■ **Exercise**:
Every entry should be repeated exactly. Omit the pictures.
::: Information provided
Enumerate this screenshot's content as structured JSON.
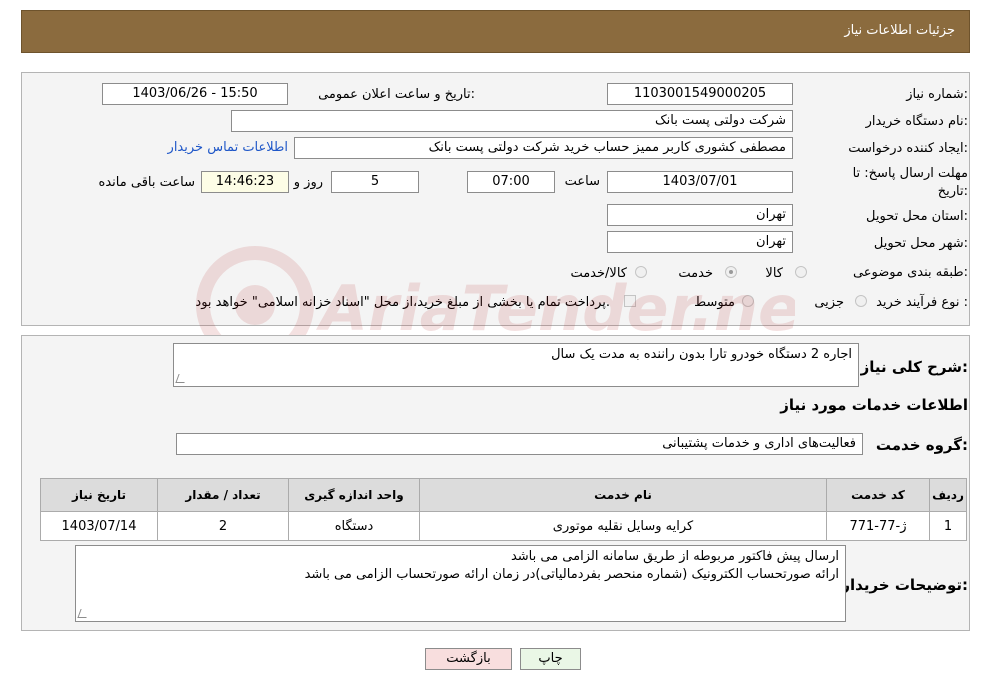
{
  "header": {
    "title": "جزئیات اطلاعات نیاز"
  },
  "info": {
    "need_number_label": "شماره نیاز:",
    "need_number_value": "1103001549000205",
    "announce_label": "تاریخ و ساعت اعلان عمومی:",
    "announce_value": "1403/06/26 - 15:50",
    "buyer_org_label": "نام دستگاه خریدار:",
    "buyer_org_value": "شرکت دولتی پست بانک",
    "creator_label": "ایجاد کننده درخواست:",
    "creator_value": "مصطفی کشوری کاربر ممیز حساب خرید شرکت دولتی پست بانک",
    "contact_link": "اطلاعات تماس خریدار",
    "deadline_label_1": "مهلت ارسال پاسخ: تا",
    "deadline_label_2": "تاریخ:",
    "deadline_date": "1403/07/01",
    "time_label": "ساعت",
    "deadline_time": "07:00",
    "days_value": "5",
    "days_label": "روز و",
    "remaining_value": "14:46:23",
    "remaining_label": "ساعت باقی مانده",
    "province_label": "استان محل تحویل:",
    "province_value": "تهران",
    "city_label": "شهر محل تحویل:",
    "city_value": "تهران",
    "category_label": "طبقه بندی موضوعی:",
    "category_options": [
      "کالا",
      "خدمت",
      "کالا/خدمت"
    ],
    "category_selected": "خدمت",
    "process_label": "نوع فرآیند خرید :",
    "process_options": [
      "جزیی",
      "متوسط"
    ],
    "payment_note": "پرداخت تمام یا بخشی از مبلغ خرید،از محل \"اسناد خزانه اسلامی\" خواهد بود."
  },
  "details": {
    "summary_label": "شرح کلی نیاز:",
    "summary_value": "اجاره 2 دستگاه خودرو تارا بدون راننده به مدت یک سال",
    "services_title": "اطلاعات خدمات مورد نیاز",
    "service_group_label": "گروه خدمت:",
    "service_group_value": "فعالیت‌های اداری و خدمات پشتیبانی",
    "table": {
      "headers": [
        "ردیف",
        "کد خدمت",
        "نام خدمت",
        "واحد اندازه گیری",
        "تعداد / مقدار",
        "تاریخ نیاز"
      ],
      "rows": [
        [
          "1",
          "ژ-77-771",
          "کرایه وسایل نقلیه موتوری",
          "دستگاه",
          "2",
          "1403/07/14"
        ]
      ]
    },
    "buyer_notes_label": "توضیحات خریدار:",
    "buyer_notes_line1": "ارسال پیش فاکتور مربوطه از طریق سامانه الزامی می باشد",
    "buyer_notes_line2": "ارائه صورتحساب الکترونیک (شماره منحصر بفردمالیاتی)در زمان ارائه صورتحساب الزامی می باشد"
  },
  "buttons": {
    "print": "چاپ",
    "back": "بازگشت"
  },
  "watermark": {
    "text": "AriaTender.neT"
  },
  "colors": {
    "header_bg": "#8b6b3e",
    "link": "#1f57c8",
    "back_button_bg": "#f8dede",
    "print_button_bg": "#eaf7e6"
  }
}
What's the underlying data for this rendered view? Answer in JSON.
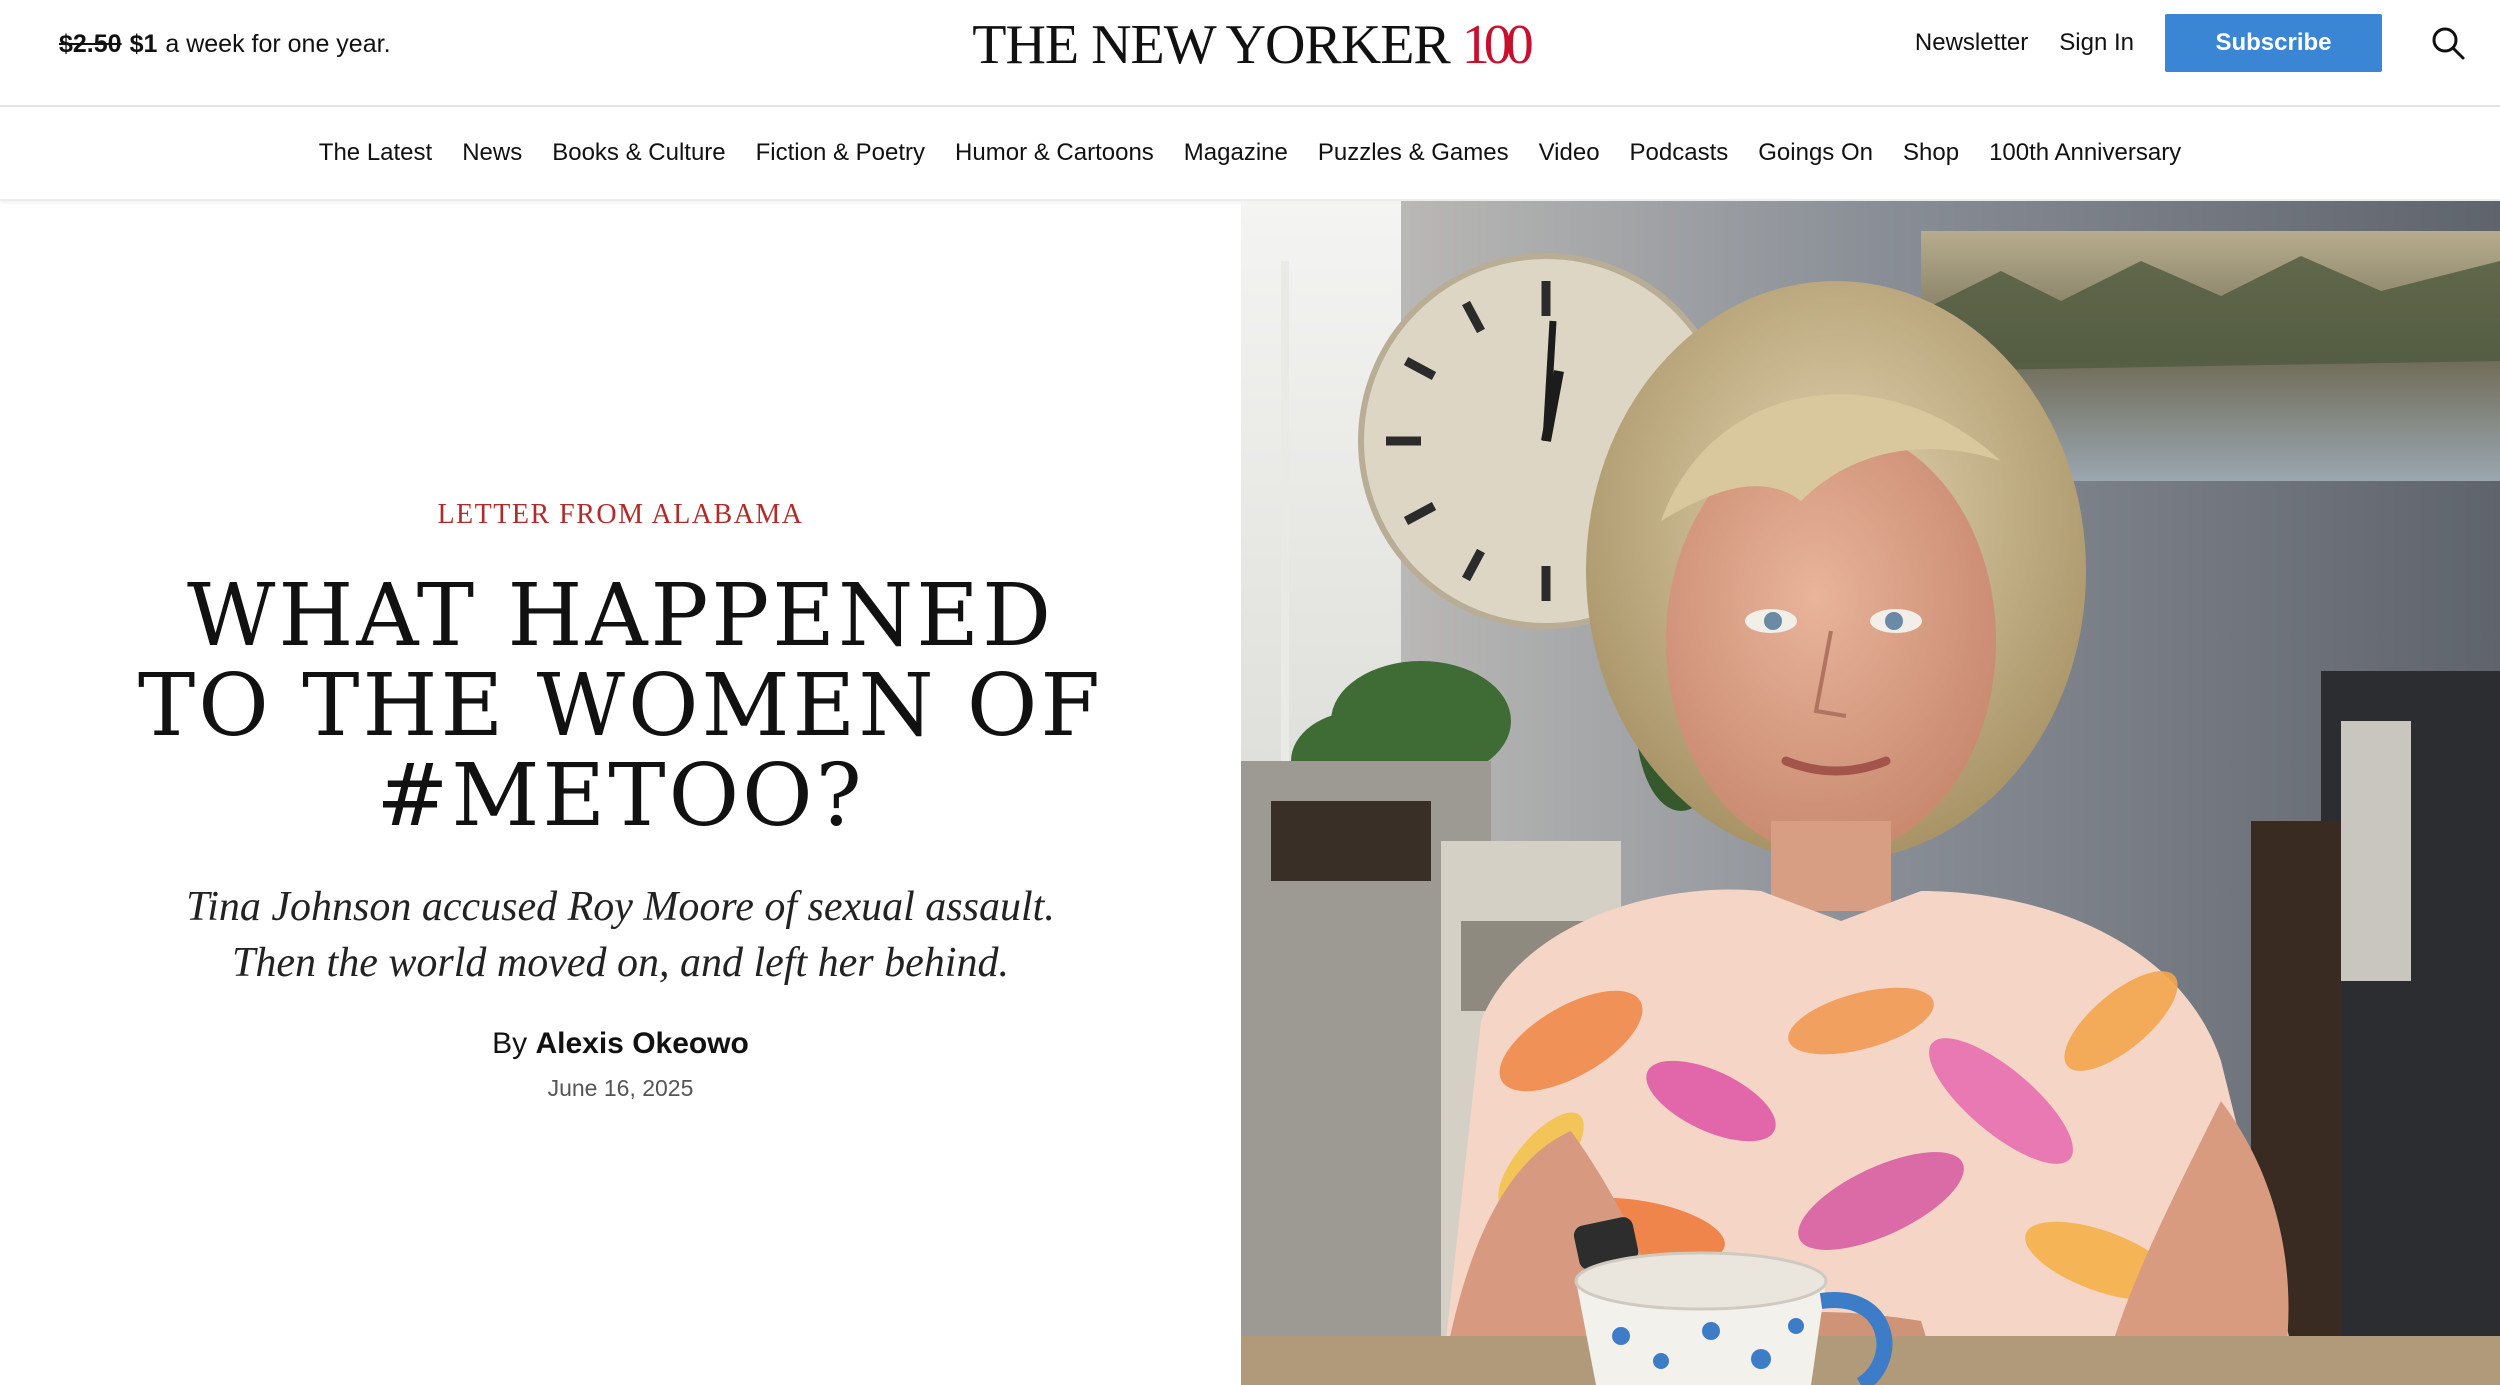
::::::
■ **Solution**:
Enumerate this screenshot's content as structured JSON.
{
  "header": {
    "title": "جزئیات اطلاعات نیاز"
  },
  "info": {
    "need_number_label": "شماره نیاز:",
    "need_number_value": "1103001549000205",
    "announce_label": "تاریخ و ساعت اعلان عمومی:",
    "announce_value": "1403/06/26 - 15:50",
    "buyer_org_label": "نام دستگاه خریدار:",
    "buyer_org_value": "شرکت دولتی پست بانک",
    "creator_label": "ایجاد کننده درخواست:",
    "creator_value": "مصطفی کشوری کاربر ممیز حساب خرید شرکت دولتی پست بانک",
    "contact_link": "اطلاعات تماس خریدار",
    "deadline_label_1": "مهلت ارسال پاسخ: تا",
    "deadline_label_2": "تاریخ:",
    "deadline_date": "1403/07/01",
    "time_label": "ساعت",
    "deadline_time": "07:00",
    "days_value": "5",
    "days_label": "روز و",
    "remaining_value": "14:46:23",
    "remaining_label": "ساعت باقی مانده",
    "province_label": "استان محل تحویل:",
    "province_value": "تهران",
    "city_label": "شهر محل تحویل:",
    "city_value": "تهران",
    "category_label": "طبقه بندی موضوعی:",
    "category_options": [
      "کالا",
      "خدمت",
      "کالا/خدمت"
    ],
    "category_selected": "خدمت",
    "process_label": "نوع فرآیند خرید :",
    "process_options": [
      "جزیی",
      "متوسط"
    ],
    "payment_note": "پرداخت تمام یا بخشی از مبلغ خرید،از محل \"اسناد خزانه اسلامی\" خواهد بود."
  },
  "details": {
    "summary_label": "شرح کلی نیاز:",
    "summary_value": "اجاره 2 دستگاه خودرو تارا بدون راننده به مدت یک سال",
    "services_title": "اطلاعات خدمات مورد نیاز",
    "service_group_label": "گروه خدمت:",
    "service_group_value": "فعالیت‌های اداری و خدمات پشتیبانی",
    "table": {
      "headers": [
        "ردیف",
        "کد خدمت",
        "نام خدمت",
        "واحد اندازه گیری",
        "تعداد / مقدار",
        "تاریخ نیاز"
      ],
      "rows": [
        [
          "1",
          "ژ-77-771",
          "کرایه وسایل نقلیه موتوری",
          "دستگاه",
          "2",
          "1403/07/14"
        ]
      ]
    },
    "buyer_notes_label": "توضیحات خریدار:",
    "buyer_notes_line1": "ارسال پیش فاکتور مربوطه از طریق سامانه الزامی می باشد",
    "buyer_notes_line2": "ارائه صورتحساب الکترونیک (شماره منحصر بفردمالیاتی)در زمان ارائه صورتحساب الزامی می باشد"
  },
  "buttons": {
    "print": "چاپ",
    "back": "بازگشت"
  },
  "watermark": {
    "text": "AriaTender.neT"
  },
  "colors": {
    "header_bg": "#8b6b3e",
    "link": "#1f57c8",
    "back_button_bg": "#f8dede",
    "print_button_bg": "#eaf7e6"
  }
}
What's the underlying data for this rendered view? Answer in JSON.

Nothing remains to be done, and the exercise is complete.